Challenge: Return all of the entries exactly, with nothing added or left out.

○ ○ ○ ○

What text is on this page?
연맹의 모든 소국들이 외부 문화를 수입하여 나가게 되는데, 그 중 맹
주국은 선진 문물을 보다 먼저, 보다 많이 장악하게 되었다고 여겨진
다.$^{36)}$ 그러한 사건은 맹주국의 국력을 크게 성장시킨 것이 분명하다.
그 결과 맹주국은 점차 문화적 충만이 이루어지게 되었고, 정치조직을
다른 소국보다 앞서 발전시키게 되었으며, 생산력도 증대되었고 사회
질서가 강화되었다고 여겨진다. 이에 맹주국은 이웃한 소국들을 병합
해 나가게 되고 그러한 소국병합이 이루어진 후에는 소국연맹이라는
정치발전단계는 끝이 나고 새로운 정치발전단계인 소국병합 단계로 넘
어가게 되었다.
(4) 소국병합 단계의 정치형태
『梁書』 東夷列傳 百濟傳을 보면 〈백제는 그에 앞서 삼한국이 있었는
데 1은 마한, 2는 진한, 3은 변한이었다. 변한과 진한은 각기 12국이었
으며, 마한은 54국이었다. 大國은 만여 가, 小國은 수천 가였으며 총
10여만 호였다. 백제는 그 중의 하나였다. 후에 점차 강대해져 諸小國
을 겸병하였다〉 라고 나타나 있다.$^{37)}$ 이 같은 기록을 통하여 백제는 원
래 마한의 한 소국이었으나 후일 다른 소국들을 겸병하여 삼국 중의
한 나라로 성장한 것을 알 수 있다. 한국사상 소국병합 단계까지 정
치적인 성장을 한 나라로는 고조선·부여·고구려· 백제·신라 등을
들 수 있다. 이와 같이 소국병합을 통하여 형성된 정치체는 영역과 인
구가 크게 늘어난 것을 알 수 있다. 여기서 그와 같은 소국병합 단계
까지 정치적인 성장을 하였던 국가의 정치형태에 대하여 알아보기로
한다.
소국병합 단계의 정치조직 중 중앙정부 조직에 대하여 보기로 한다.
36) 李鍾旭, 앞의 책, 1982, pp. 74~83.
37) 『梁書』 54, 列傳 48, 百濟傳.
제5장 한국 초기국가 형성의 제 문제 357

○ ○ ○ ○

Expected output:
What text is on this page?
연맹의 모든 소국들이 외부 문화를 수입하여 나가게 되는데, 그 중 맹
주국은 선진 문물을 보다 먼저, 보다 많이 장악하게 되었다고 여겨진
다.$^{36)}$ 그러한 사건은 맹주국의 국력을 크게 성장시킨 것이 분명하다.
그 결과 맹주국은 점차 문화적 충만이 이루어지게 되었고, 정치조직을
다른 소국보다 앞서 발전시키게 되었으며, 생산력도 증대되었고 사회
질서가 강화되었다고 여겨진다. 이에 맹주국은 이웃한 소국들을 병합
해 나가게 되고 그러한 소국병합이 이루어진 후에는 소국연맹이라는
정치발전단계는 끝이 나고 새로운 정치발전단계인 소국병합 단계로 넘
어가게 되었다.
(4) 소국병합 단계의 정치형태
『梁書』 東夷列傳 百濟傳을 보면 〈백제는 그에 앞서 삼한국이 있었는
데 1은 마한, 2는 진한, 3은 변한이었다. 변한과 진한은 각기 12국이었
으며, 마한은 54국이었다. 大國은 만여 가, 小國은 수천 가였으며 총
10여만 호였다. 백제는 그 중의 하나였다. 후에 점차 강대해져 諸小國
을 겸병하였다〉 라고 나타나 있다.$^{37)}$ 이 같은 기록을 통하여 백제는 원
래 마한의 한 소국이었으나 후일 다른 소국들을 겸병하여 삼국 중의
한 나라로 성장한 것을 알 수 있다. 한국사상 소국병합 단계까지 정
치적인 성장을 한 나라로는 고조선·부여·고구려· 백제·신라 등을
들 수 있다. 이와 같이 소국병합을 통하여 형성된 정치체는 영역과 인
구가 크게 늘어난 것을 알 수 있다. 여기서 그와 같은 소국병합 단계
까지 정치적인 성장을 하였던 국가의 정치형태에 대하여 알아보기로
한다.
소국병합 단계의 정치조직 중 중앙정부 조직에 대하여 보기로 한다.
36) 李鍾旭, 앞의 책, 1982, pp. 74~83.
37) 『梁書』 54, 列傳 48, 百濟傳.
제5장 한국 초기국가 형성의 제 문제 357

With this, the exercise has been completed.